-- start --
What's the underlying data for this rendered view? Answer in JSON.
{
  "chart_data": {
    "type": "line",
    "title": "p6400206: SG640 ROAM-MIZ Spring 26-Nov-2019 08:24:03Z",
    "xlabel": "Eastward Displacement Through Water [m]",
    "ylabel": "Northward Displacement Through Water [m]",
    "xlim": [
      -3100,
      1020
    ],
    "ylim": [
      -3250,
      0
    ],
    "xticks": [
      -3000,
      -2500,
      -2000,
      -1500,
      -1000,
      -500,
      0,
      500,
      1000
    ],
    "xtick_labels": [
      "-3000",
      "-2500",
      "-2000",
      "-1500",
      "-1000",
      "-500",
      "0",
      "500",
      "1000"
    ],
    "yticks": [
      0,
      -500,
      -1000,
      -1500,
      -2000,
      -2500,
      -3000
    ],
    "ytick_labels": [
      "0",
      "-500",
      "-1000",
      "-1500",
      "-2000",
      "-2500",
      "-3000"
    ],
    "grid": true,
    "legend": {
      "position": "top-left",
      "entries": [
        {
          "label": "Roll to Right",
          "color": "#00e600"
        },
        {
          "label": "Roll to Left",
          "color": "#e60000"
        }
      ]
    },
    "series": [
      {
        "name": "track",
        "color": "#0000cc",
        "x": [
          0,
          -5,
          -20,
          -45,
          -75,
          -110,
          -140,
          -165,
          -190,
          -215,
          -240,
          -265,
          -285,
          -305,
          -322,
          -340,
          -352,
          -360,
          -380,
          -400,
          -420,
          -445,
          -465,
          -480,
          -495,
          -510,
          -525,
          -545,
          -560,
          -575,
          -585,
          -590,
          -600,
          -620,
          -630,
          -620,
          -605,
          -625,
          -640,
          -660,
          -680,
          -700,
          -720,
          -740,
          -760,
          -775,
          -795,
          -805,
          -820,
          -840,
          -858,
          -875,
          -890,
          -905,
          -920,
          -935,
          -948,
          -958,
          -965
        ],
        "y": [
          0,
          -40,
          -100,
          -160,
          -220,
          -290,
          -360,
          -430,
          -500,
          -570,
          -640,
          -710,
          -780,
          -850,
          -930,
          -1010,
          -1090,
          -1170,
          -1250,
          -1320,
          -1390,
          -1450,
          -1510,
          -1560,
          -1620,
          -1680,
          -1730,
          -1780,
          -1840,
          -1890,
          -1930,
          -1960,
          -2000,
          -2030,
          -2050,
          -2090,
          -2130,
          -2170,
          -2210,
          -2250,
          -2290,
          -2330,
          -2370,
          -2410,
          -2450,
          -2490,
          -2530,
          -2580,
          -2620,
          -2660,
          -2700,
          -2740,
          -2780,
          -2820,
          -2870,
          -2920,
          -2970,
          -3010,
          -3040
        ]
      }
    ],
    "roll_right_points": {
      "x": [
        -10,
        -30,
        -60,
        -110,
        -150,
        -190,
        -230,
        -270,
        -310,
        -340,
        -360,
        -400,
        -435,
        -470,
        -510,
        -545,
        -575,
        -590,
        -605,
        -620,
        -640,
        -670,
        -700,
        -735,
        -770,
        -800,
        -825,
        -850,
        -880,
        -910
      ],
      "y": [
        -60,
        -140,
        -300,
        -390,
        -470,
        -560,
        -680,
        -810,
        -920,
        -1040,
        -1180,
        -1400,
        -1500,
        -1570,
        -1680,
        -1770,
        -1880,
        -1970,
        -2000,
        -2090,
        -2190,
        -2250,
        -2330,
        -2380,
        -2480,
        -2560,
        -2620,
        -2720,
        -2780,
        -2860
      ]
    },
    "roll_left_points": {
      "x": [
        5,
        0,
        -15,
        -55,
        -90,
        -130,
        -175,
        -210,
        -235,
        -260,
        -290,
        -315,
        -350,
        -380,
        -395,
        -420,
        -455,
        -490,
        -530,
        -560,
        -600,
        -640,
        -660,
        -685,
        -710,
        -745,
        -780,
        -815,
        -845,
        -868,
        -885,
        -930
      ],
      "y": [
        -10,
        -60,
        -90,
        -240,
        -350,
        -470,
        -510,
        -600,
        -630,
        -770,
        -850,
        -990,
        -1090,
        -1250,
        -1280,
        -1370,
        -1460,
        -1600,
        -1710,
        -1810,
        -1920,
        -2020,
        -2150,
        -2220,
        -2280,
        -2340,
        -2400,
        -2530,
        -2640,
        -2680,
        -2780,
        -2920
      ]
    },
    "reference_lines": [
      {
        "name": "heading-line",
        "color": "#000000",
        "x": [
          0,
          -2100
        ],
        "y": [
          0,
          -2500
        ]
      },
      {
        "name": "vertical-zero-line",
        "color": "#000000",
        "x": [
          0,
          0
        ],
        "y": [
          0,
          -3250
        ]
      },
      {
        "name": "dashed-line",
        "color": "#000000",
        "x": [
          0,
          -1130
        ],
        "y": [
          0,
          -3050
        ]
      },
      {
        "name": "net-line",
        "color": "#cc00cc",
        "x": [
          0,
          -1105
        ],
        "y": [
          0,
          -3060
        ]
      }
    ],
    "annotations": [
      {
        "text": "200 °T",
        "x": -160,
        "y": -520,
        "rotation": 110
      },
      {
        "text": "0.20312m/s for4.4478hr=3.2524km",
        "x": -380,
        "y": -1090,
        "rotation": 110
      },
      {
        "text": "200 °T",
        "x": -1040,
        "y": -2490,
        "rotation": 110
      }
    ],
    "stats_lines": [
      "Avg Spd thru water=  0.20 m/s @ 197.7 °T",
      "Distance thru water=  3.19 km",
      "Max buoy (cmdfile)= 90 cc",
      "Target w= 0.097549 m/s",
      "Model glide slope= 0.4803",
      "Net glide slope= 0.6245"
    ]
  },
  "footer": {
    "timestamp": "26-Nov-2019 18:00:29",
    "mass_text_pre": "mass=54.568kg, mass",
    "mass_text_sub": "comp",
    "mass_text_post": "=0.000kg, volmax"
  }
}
-- end --
**Task directions**
Wherever a line in the data above holds "Displacement", copy that line.

**Result of this exercise**
    "xlabel": "Eastward Displacement Through Water [m]",
    "ylabel": "Northward Displacement Through Water [m]",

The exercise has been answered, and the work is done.